• [Data to process]
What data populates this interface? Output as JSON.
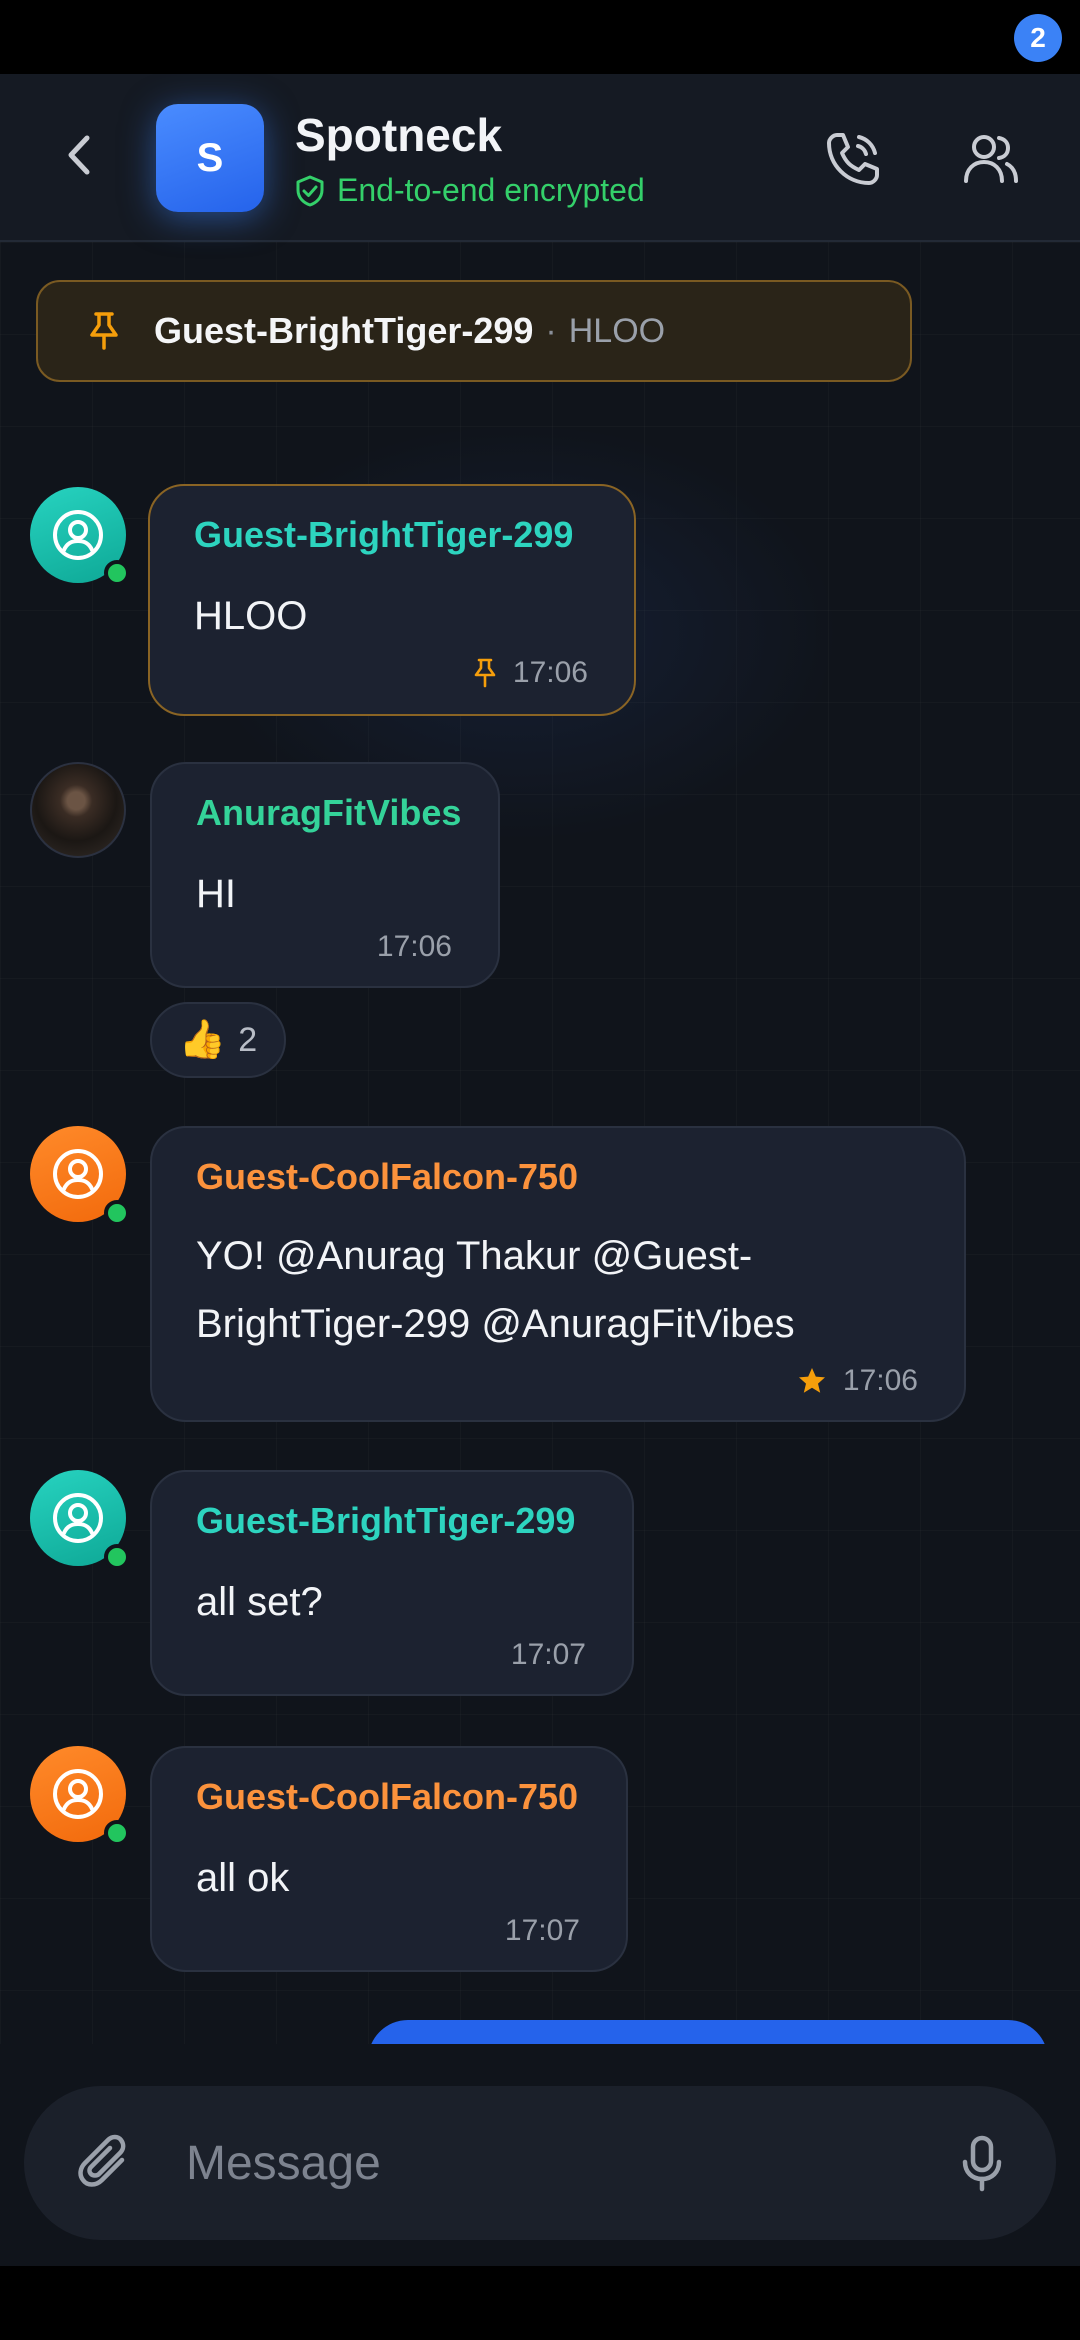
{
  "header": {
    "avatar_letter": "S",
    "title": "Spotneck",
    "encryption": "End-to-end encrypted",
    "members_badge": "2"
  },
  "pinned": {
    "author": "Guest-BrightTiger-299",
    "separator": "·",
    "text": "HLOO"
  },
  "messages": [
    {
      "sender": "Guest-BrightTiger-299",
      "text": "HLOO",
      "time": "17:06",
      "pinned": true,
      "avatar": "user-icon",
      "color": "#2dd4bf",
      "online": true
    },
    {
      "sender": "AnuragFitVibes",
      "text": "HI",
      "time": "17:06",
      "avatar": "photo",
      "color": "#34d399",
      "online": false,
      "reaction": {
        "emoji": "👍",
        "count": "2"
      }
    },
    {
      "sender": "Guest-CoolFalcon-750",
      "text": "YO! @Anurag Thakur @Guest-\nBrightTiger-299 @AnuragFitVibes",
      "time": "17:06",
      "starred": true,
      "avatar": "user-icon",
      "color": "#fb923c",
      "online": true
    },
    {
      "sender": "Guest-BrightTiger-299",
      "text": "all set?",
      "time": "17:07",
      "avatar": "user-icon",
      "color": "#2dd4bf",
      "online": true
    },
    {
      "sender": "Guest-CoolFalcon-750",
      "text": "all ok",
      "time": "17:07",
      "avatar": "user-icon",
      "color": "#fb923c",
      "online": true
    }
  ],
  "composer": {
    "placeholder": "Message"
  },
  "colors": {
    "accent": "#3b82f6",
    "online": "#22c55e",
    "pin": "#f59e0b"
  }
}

• [Task]
Return the full material word for word. Do not include the pictures.

• [Output]
What data populates this interface? Output as JSON.
{
  "header": {
    "avatar_letter": "S",
    "title": "Spotneck",
    "encryption": "End-to-end encrypted",
    "members_badge": "2"
  },
  "pinned": {
    "author": "Guest-BrightTiger-299",
    "separator": "·",
    "text": "HLOO"
  },
  "messages": [
    {
      "sender": "Guest-BrightTiger-299",
      "text": "HLOO",
      "time": "17:06",
      "pinned": true,
      "avatar": "user-icon",
      "color": "#2dd4bf",
      "online": true
    },
    {
      "sender": "AnuragFitVibes",
      "text": "HI",
      "time": "17:06",
      "avatar": "photo",
      "color": "#34d399",
      "online": false,
      "reaction": {
        "emoji": "👍",
        "count": "2"
      }
    },
    {
      "sender": "Guest-CoolFalcon-750",
      "text": "YO! @Anurag Thakur @Guest-\nBrightTiger-299 @AnuragFitVibes",
      "time": "17:06",
      "starred": true,
      "avatar": "user-icon",
      "color": "#fb923c",
      "online": true
    },
    {
      "sender": "Guest-BrightTiger-299",
      "text": "all set?",
      "time": "17:07",
      "avatar": "user-icon",
      "color": "#2dd4bf",
      "online": true
    },
    {
      "sender": "Guest-CoolFalcon-750",
      "text": "all ok",
      "time": "17:07",
      "avatar": "user-icon",
      "color": "#fb923c",
      "online": true
    }
  ],
  "composer": {
    "placeholder": "Message"
  },
  "colors": {
    "accent": "#3b82f6",
    "online": "#22c55e",
    "pin": "#f59e0b"
  }
}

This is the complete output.